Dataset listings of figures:
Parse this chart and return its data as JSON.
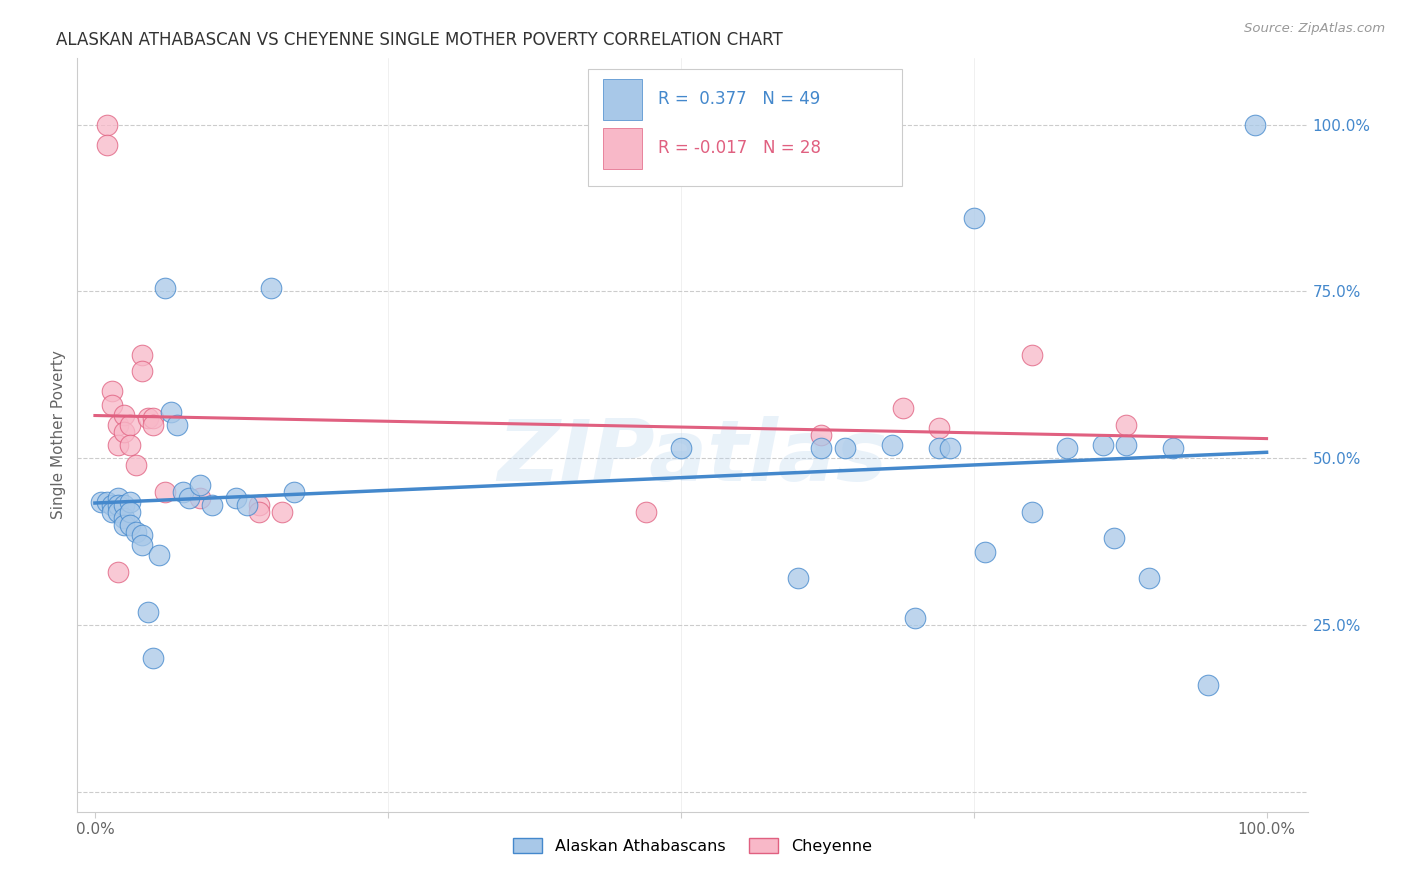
{
  "title": "ALASKAN ATHABASCAN VS CHEYENNE SINGLE MOTHER POVERTY CORRELATION CHART",
  "source": "Source: ZipAtlas.com",
  "ylabel": "Single Mother Poverty",
  "legend_label_blue": "Alaskan Athabascans",
  "legend_label_pink": "Cheyenne",
  "R_blue": 0.377,
  "N_blue": 49,
  "R_pink": -0.017,
  "N_pink": 28,
  "blue_color": "#a8c8e8",
  "pink_color": "#f8b8c8",
  "blue_line_color": "#4488cc",
  "pink_line_color": "#e06080",
  "watermark": "ZIPatlas",
  "blue_x": [
    0.005,
    0.01,
    0.015,
    0.015,
    0.02,
    0.02,
    0.02,
    0.025,
    0.025,
    0.025,
    0.03,
    0.03,
    0.03,
    0.035,
    0.04,
    0.04,
    0.045,
    0.05,
    0.055,
    0.06,
    0.065,
    0.07,
    0.075,
    0.08,
    0.09,
    0.1,
    0.12,
    0.13,
    0.15,
    0.17,
    0.5,
    0.6,
    0.62,
    0.64,
    0.68,
    0.7,
    0.72,
    0.73,
    0.75,
    0.76,
    0.8,
    0.83,
    0.86,
    0.87,
    0.88,
    0.9,
    0.92,
    0.95,
    0.99
  ],
  "blue_y": [
    0.435,
    0.435,
    0.43,
    0.42,
    0.44,
    0.43,
    0.42,
    0.43,
    0.41,
    0.4,
    0.435,
    0.42,
    0.4,
    0.39,
    0.385,
    0.37,
    0.27,
    0.2,
    0.355,
    0.755,
    0.57,
    0.55,
    0.45,
    0.44,
    0.46,
    0.43,
    0.44,
    0.43,
    0.755,
    0.45,
    0.515,
    0.32,
    0.515,
    0.515,
    0.52,
    0.26,
    0.515,
    0.515,
    0.86,
    0.36,
    0.42,
    0.515,
    0.52,
    0.38,
    0.52,
    0.32,
    0.515,
    0.16,
    1.0
  ],
  "pink_x": [
    0.01,
    0.01,
    0.015,
    0.015,
    0.02,
    0.02,
    0.02,
    0.025,
    0.025,
    0.03,
    0.03,
    0.035,
    0.04,
    0.04,
    0.045,
    0.05,
    0.05,
    0.06,
    0.09,
    0.14,
    0.14,
    0.16,
    0.47,
    0.62,
    0.69,
    0.72,
    0.8,
    0.88
  ],
  "pink_y": [
    1.0,
    0.97,
    0.6,
    0.58,
    0.55,
    0.52,
    0.33,
    0.565,
    0.54,
    0.55,
    0.52,
    0.49,
    0.655,
    0.63,
    0.56,
    0.56,
    0.55,
    0.45,
    0.44,
    0.43,
    0.42,
    0.42,
    0.42,
    0.535,
    0.575,
    0.545,
    0.655,
    0.55
  ],
  "ytick_positions": [
    0.0,
    0.25,
    0.5,
    0.75,
    1.0
  ],
  "ytick_labels_right": [
    "",
    "25.0%",
    "50.0%",
    "75.0%",
    "100.0%"
  ],
  "background_color": "#ffffff",
  "grid_color": "#cccccc"
}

Exercise instructions: Omit every picture, and otherwise quote the entries exactly.

Result:
Parse this chart and return its data as JSON.
{
  "title": "ALASKAN ATHABASCAN VS CHEYENNE SINGLE MOTHER POVERTY CORRELATION CHART",
  "source": "Source: ZipAtlas.com",
  "ylabel": "Single Mother Poverty",
  "legend_label_blue": "Alaskan Athabascans",
  "legend_label_pink": "Cheyenne",
  "R_blue": 0.377,
  "N_blue": 49,
  "R_pink": -0.017,
  "N_pink": 28,
  "blue_color": "#a8c8e8",
  "pink_color": "#f8b8c8",
  "blue_line_color": "#4488cc",
  "pink_line_color": "#e06080",
  "watermark": "ZIPatlas",
  "blue_x": [
    0.005,
    0.01,
    0.015,
    0.015,
    0.02,
    0.02,
    0.02,
    0.025,
    0.025,
    0.025,
    0.03,
    0.03,
    0.03,
    0.035,
    0.04,
    0.04,
    0.045,
    0.05,
    0.055,
    0.06,
    0.065,
    0.07,
    0.075,
    0.08,
    0.09,
    0.1,
    0.12,
    0.13,
    0.15,
    0.17,
    0.5,
    0.6,
    0.62,
    0.64,
    0.68,
    0.7,
    0.72,
    0.73,
    0.75,
    0.76,
    0.8,
    0.83,
    0.86,
    0.87,
    0.88,
    0.9,
    0.92,
    0.95,
    0.99
  ],
  "blue_y": [
    0.435,
    0.435,
    0.43,
    0.42,
    0.44,
    0.43,
    0.42,
    0.43,
    0.41,
    0.4,
    0.435,
    0.42,
    0.4,
    0.39,
    0.385,
    0.37,
    0.27,
    0.2,
    0.355,
    0.755,
    0.57,
    0.55,
    0.45,
    0.44,
    0.46,
    0.43,
    0.44,
    0.43,
    0.755,
    0.45,
    0.515,
    0.32,
    0.515,
    0.515,
    0.52,
    0.26,
    0.515,
    0.515,
    0.86,
    0.36,
    0.42,
    0.515,
    0.52,
    0.38,
    0.52,
    0.32,
    0.515,
    0.16,
    1.0
  ],
  "pink_x": [
    0.01,
    0.01,
    0.015,
    0.015,
    0.02,
    0.02,
    0.02,
    0.025,
    0.025,
    0.03,
    0.03,
    0.035,
    0.04,
    0.04,
    0.045,
    0.05,
    0.05,
    0.06,
    0.09,
    0.14,
    0.14,
    0.16,
    0.47,
    0.62,
    0.69,
    0.72,
    0.8,
    0.88
  ],
  "pink_y": [
    1.0,
    0.97,
    0.6,
    0.58,
    0.55,
    0.52,
    0.33,
    0.565,
    0.54,
    0.55,
    0.52,
    0.49,
    0.655,
    0.63,
    0.56,
    0.56,
    0.55,
    0.45,
    0.44,
    0.43,
    0.42,
    0.42,
    0.42,
    0.535,
    0.575,
    0.545,
    0.655,
    0.55
  ],
  "ytick_positions": [
    0.0,
    0.25,
    0.5,
    0.75,
    1.0
  ],
  "ytick_labels_right": [
    "",
    "25.0%",
    "50.0%",
    "75.0%",
    "100.0%"
  ],
  "background_color": "#ffffff",
  "grid_color": "#cccccc"
}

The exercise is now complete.